Problem statement:
Search the listing below for the word "différents" and copy each line that holds it.
━━━
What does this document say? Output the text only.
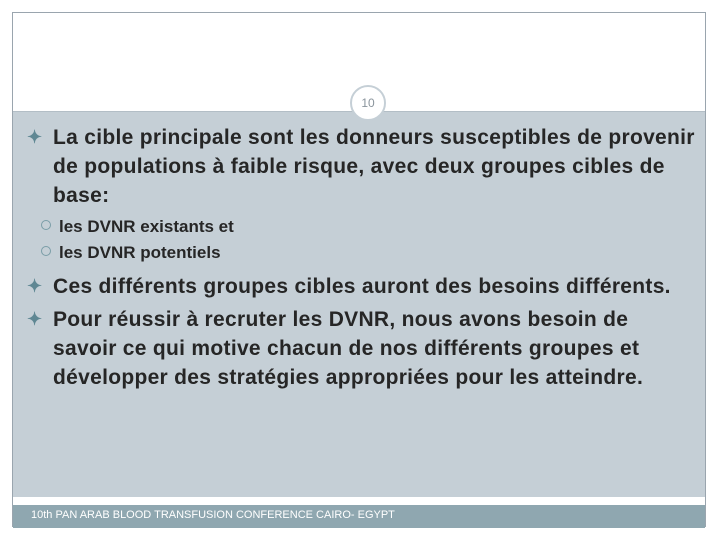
10
✦ La cible principale sont les donneurs susceptibles de provenir de populations à faible risque, avec deux groupes cibles de base:
les DVNR existants et
les DVNR potentiels
✦ Ces différents groupes cibles auront des besoins différents.
✦ Pour réussir à recruter les DVNR, nous avons besoin de savoir ce qui motive chacun de nos différents groupes et développer des stratégies appropriées pour les atteindre.
10th PAN ARAB BLOOD TRANSFUSION CONFERENCE CAIRO- EGYPT
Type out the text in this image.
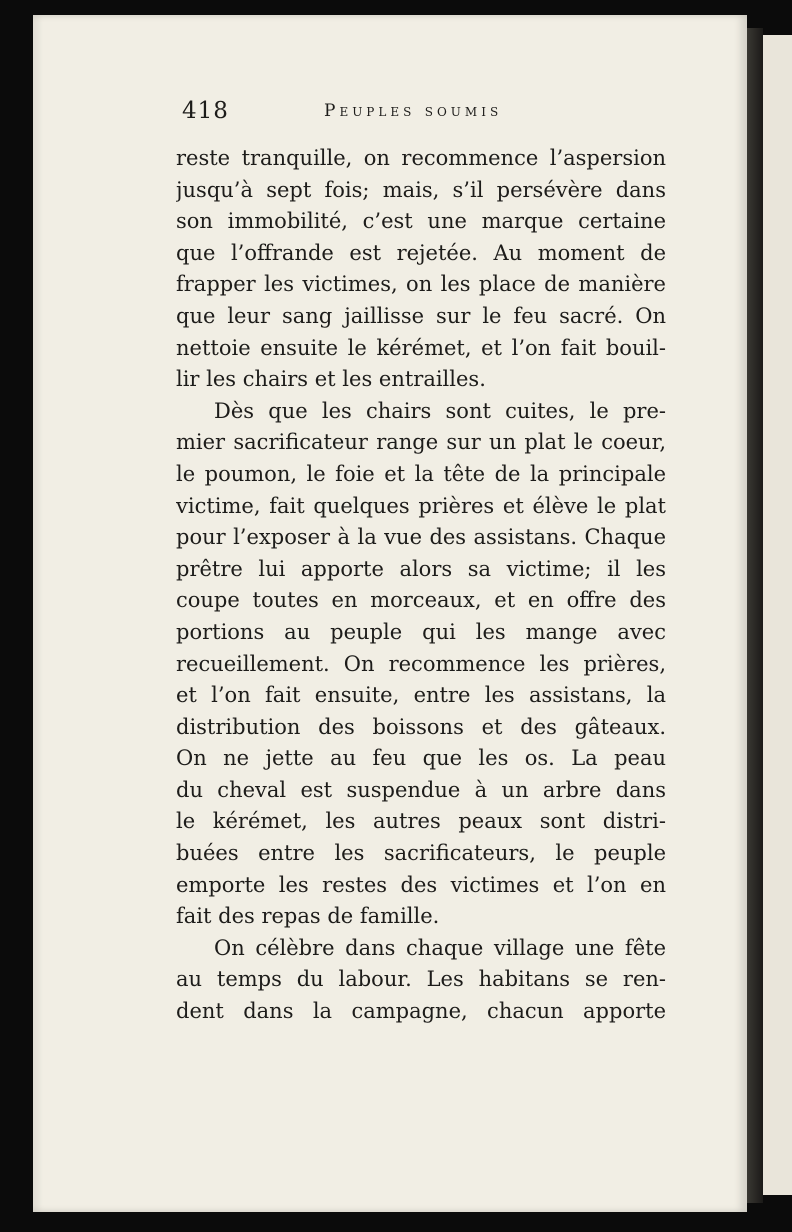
418	Peuples soumis
reste tranquille, on recommence l’aspersion
jusqu’à sept fois; mais, s’il persévère dans
son immobilité, c’est une marque certaine
que l’offrande est rejetée. Au moment de
frapper les victimes, on les place de manière
que leur sang jaillisse sur le feu sacré. On
nettoie ensuite le kérémet, et l’on fait bouil-
lir les chairs et les entrailles.
Dès que les chairs sont cuites, le pre-
mier sacrificateur range sur un plat le coeur,
le poumon, le foie et la tête de la principale
victime, fait quelques prières et élève le plat
pour l’exposer à la vue des assistans. Chaque
prêtre lui apporte alors sa victime; il les
coupe toutes en morceaux, et en offre des
portions au peuple qui les mange avec
recueillement. On recommence les prières,
et l’on fait ensuite, entre les assistans, la
distribution des boissons et des gâteaux.
On ne jette au feu que les os. La peau
du cheval est suspendue à un arbre dans
le kérémet, les autres peaux sont distri-
buées entre les sacrificateurs, le peuple
emporte les restes des victimes et l’on en
fait des repas de famille.
On célèbre dans chaque village une fête
au temps du labour. Les habitans se ren-
dent dans la campagne, chacun apporte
━━━
Output:
✦ Ces différents groupes cibles auront des besoins différents.
✦ Pour réussir à recruter les DVNR, nous avons besoin de savoir ce qui motive chacun de nos différents groupes et développer des stratégies appropriées pour les atteindre.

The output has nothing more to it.